• Exercise requirements:
Repeat the listing in full, word for word.

Start of Source records

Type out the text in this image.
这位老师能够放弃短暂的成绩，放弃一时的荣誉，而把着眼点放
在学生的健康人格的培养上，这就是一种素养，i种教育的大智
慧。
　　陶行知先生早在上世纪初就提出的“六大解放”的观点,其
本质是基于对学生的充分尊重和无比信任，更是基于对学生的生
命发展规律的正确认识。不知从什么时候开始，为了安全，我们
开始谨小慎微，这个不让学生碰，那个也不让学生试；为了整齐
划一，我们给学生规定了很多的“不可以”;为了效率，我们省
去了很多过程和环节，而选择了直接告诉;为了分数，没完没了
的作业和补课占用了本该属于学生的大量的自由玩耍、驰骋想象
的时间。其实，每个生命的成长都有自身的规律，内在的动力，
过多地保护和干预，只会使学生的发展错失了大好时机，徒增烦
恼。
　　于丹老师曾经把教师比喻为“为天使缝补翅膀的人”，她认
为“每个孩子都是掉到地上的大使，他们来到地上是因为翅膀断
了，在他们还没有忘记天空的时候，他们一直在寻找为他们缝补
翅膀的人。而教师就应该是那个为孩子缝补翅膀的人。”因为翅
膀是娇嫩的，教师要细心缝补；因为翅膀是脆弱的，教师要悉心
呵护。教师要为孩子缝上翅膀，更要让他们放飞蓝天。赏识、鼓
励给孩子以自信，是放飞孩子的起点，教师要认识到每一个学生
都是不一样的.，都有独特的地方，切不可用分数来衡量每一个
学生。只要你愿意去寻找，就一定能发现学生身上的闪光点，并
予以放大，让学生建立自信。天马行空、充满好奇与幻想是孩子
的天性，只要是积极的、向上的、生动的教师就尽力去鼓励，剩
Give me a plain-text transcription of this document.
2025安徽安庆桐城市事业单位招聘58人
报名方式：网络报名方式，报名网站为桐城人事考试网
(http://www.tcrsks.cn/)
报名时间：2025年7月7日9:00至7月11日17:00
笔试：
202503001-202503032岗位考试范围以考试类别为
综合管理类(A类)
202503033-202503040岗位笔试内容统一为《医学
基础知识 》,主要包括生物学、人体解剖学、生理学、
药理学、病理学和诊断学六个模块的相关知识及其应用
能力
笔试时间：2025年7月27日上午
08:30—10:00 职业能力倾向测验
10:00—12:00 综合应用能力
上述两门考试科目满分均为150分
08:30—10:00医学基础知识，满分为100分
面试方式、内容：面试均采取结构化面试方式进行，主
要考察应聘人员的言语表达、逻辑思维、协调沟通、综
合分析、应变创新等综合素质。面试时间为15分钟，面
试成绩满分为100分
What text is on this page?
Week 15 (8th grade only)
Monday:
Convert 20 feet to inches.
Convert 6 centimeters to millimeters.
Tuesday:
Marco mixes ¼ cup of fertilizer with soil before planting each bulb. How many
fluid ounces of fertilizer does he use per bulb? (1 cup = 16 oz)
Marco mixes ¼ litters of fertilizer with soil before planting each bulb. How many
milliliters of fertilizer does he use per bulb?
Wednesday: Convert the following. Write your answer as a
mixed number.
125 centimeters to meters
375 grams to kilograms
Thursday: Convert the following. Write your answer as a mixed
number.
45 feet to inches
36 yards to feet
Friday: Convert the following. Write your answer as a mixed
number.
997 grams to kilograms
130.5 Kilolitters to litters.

End of Source records

• Exercise result:
Type out the text in this image.
这位老师能够放弃短暂的成绩，放弃一时的荣誉，而把着眼点放
在学生的健康人格的培养上，这就是一种素养，i种教育的大智
慧。
　　陶行知先生早在上世纪初就提出的“六大解放”的观点,其
本质是基于对学生的充分尊重和无比信任，更是基于对学生的生
命发展规律的正确认识。不知从什么时候开始，为了安全，我们
开始谨小慎微，这个不让学生碰，那个也不让学生试；为了整齐
划一，我们给学生规定了很多的“不可以”;为了效率，我们省
去了很多过程和环节，而选择了直接告诉;为了分数，没完没了
的作业和补课占用了本该属于学生的大量的自由玩耍、驰骋想象
的时间。其实，每个生命的成长都有自身的规律，内在的动力，
过多地保护和干预，只会使学生的发展错失了大好时机，徒增烦
恼。
　　于丹老师曾经把教师比喻为“为天使缝补翅膀的人”，她认
为“每个孩子都是掉到地上的大使，他们来到地上是因为翅膀断
了，在他们还没有忘记天空的时候，他们一直在寻找为他们缝补
翅膀的人。而教师就应该是那个为孩子缝补翅膀的人。”因为翅
膀是娇嫩的，教师要细心缝补；因为翅膀是脆弱的，教师要悉心
呵护。教师要为孩子缝上翅膀，更要让他们放飞蓝天。赏识、鼓
励给孩子以自信，是放飞孩子的起点，教师要认识到每一个学生
都是不一样的.，都有独特的地方，切不可用分数来衡量每一个
学生。只要你愿意去寻找，就一定能发现学生身上的闪光点，并
予以放大，让学生建立自信。天马行空、充满好奇与幻想是孩子
的天性，只要是积极的、向上的、生动的教师就尽力去鼓励，剩
Give me a plain-text transcription of this document.
2025安徽安庆桐城市事业单位招聘58人
报名方式：网络报名方式，报名网站为桐城人事考试网
(http://www.tcrsks.cn/)
报名时间：2025年7月7日9:00至7月11日17:00
笔试：
202503001-202503032岗位考试范围以考试类别为
综合管理类(A类)
202503033-202503040岗位笔试内容统一为《医学
基础知识 》,主要包括生物学、人体解剖学、生理学、
药理学、病理学和诊断学六个模块的相关知识及其应用
能力
笔试时间：2025年7月27日上午
08:30—10:00 职业能力倾向测验
10:00—12:00 综合应用能力
上述两门考试科目满分均为150分
08:30—10:00医学基础知识，满分为100分
面试方式、内容：面试均采取结构化面试方式进行，主
要考察应聘人员的言语表达、逻辑思维、协调沟通、综
合分析、应变创新等综合素质。面试时间为15分钟，面
试成绩满分为100分
What text is on this page?
Week 15 (8th grade only)
Monday:
Convert 20 feet to inches.
Convert 6 centimeters to millimeters.
Tuesday:
Marco mixes ¼ cup of fertilizer with soil before planting each bulb. How many
fluid ounces of fertilizer does he use per bulb? (1 cup = 16 oz)
Marco mixes ¼ litters of fertilizer with soil before planting each bulb. How many
milliliters of fertilizer does he use per bulb?
Wednesday: Convert the following. Write your answer as a
mixed number.
125 centimeters to meters
375 grams to kilograms
Thursday: Convert the following. Write your answer as a mixed
number.
45 feet to inches
36 yards to feet
Friday: Convert the following. Write your answer as a mixed
number.
997 grams to kilograms
130.5 Kilolitters to litters.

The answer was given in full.